Problem details: Say how many lines of the listing below contain "Systematics", giving the number and nothing else.

Raw data:
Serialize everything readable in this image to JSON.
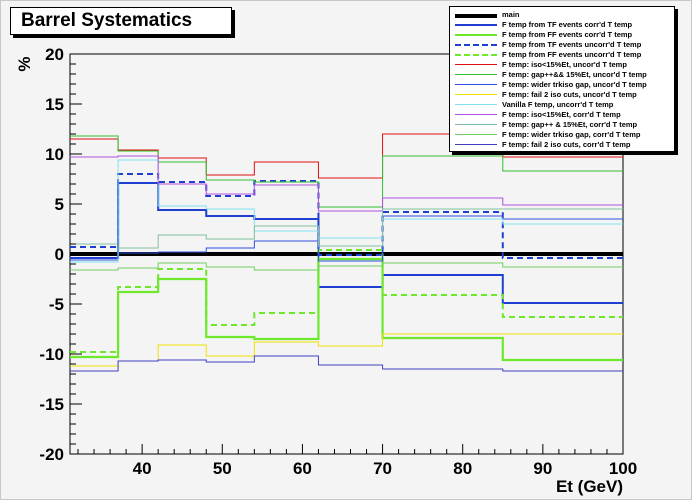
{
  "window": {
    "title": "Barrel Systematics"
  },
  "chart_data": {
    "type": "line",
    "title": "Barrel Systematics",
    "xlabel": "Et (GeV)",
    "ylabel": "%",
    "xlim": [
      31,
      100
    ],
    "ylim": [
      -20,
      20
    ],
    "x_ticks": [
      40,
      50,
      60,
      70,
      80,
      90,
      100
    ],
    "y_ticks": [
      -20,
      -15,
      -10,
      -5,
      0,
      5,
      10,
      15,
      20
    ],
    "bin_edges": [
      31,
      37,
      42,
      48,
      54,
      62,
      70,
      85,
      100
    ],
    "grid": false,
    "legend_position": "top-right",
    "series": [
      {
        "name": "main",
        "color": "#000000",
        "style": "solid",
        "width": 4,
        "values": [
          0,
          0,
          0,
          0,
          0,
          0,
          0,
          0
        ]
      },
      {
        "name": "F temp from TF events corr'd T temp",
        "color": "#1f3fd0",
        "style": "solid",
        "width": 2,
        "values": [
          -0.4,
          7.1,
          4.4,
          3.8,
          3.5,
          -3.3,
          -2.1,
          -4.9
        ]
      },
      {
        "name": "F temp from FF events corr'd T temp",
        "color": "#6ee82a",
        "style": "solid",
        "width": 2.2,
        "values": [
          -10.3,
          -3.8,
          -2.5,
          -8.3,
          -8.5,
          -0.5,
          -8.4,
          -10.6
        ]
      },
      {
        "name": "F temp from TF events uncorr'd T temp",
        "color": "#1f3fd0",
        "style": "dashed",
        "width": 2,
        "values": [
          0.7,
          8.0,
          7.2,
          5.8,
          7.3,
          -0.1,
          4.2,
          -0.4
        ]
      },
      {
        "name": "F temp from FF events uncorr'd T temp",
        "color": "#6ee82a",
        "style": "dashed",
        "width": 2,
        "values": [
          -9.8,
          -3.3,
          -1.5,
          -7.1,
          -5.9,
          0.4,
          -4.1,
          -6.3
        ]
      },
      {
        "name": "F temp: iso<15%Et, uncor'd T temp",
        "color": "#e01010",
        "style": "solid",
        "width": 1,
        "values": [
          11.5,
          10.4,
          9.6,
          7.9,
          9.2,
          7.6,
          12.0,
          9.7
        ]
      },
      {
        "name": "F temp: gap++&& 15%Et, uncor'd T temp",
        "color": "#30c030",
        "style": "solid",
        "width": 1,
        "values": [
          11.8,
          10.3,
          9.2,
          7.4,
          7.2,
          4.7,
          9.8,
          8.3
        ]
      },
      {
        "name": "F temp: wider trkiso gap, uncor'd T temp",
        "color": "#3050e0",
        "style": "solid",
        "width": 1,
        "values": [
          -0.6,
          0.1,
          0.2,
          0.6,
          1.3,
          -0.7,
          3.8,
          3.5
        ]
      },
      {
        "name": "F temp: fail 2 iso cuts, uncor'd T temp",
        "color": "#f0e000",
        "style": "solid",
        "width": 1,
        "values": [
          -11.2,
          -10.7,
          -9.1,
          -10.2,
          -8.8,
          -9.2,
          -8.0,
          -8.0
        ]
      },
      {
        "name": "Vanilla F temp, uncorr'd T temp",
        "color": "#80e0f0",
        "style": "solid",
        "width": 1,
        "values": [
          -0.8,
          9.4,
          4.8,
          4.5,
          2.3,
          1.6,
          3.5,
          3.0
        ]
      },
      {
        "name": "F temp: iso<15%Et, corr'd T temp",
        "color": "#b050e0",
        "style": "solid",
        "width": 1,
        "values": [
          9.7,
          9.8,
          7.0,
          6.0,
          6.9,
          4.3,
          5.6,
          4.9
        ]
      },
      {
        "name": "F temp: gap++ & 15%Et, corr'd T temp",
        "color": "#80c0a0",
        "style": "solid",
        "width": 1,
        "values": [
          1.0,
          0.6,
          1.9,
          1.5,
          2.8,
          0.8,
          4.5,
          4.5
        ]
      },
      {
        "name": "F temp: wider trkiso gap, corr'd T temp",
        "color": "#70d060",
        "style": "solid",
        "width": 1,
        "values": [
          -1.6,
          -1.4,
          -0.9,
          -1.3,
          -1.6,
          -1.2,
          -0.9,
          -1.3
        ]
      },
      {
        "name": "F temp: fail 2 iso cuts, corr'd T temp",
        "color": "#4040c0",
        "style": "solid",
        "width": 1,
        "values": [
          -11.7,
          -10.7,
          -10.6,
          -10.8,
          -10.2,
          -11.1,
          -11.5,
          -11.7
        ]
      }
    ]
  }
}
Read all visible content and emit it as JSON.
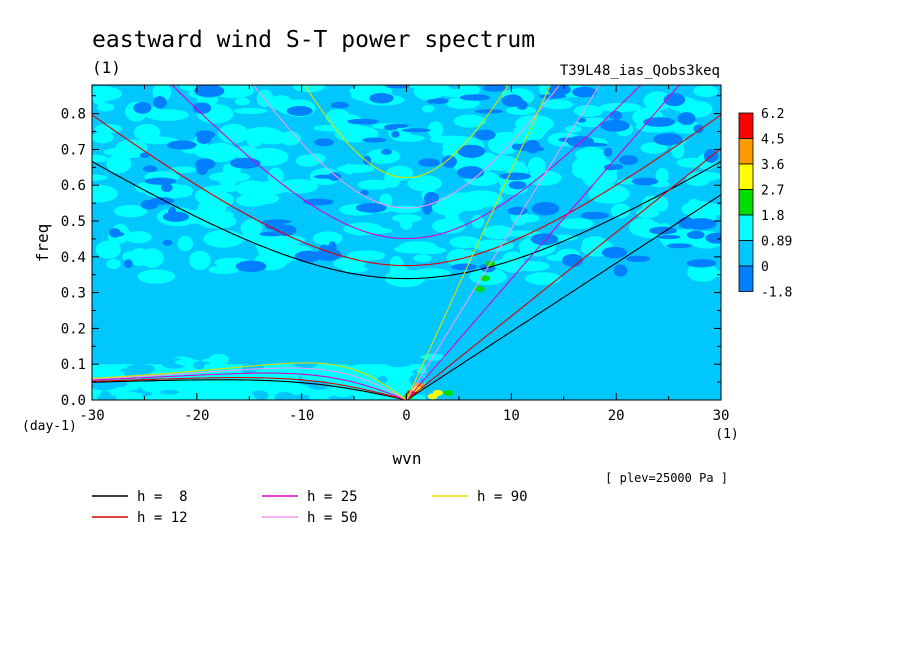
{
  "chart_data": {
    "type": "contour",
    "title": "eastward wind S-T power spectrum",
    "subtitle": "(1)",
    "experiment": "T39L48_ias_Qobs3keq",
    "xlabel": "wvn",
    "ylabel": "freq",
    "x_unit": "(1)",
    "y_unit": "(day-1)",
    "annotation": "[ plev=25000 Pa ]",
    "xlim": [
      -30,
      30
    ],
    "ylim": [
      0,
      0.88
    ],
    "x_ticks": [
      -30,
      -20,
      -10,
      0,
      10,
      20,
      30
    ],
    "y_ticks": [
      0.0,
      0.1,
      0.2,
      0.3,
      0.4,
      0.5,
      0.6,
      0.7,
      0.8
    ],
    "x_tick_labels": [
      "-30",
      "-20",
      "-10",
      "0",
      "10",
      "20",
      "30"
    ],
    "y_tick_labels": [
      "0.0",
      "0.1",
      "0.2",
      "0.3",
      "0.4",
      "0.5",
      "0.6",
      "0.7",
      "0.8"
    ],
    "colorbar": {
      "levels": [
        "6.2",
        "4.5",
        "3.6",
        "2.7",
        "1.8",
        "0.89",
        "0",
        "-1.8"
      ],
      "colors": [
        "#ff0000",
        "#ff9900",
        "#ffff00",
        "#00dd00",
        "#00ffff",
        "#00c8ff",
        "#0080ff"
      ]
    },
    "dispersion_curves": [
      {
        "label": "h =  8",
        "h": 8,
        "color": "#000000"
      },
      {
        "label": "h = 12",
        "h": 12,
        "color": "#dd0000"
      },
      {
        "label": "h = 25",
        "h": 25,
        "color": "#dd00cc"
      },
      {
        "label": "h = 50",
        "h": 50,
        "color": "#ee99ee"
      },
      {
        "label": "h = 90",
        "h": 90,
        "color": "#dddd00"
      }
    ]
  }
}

Expected answer: 2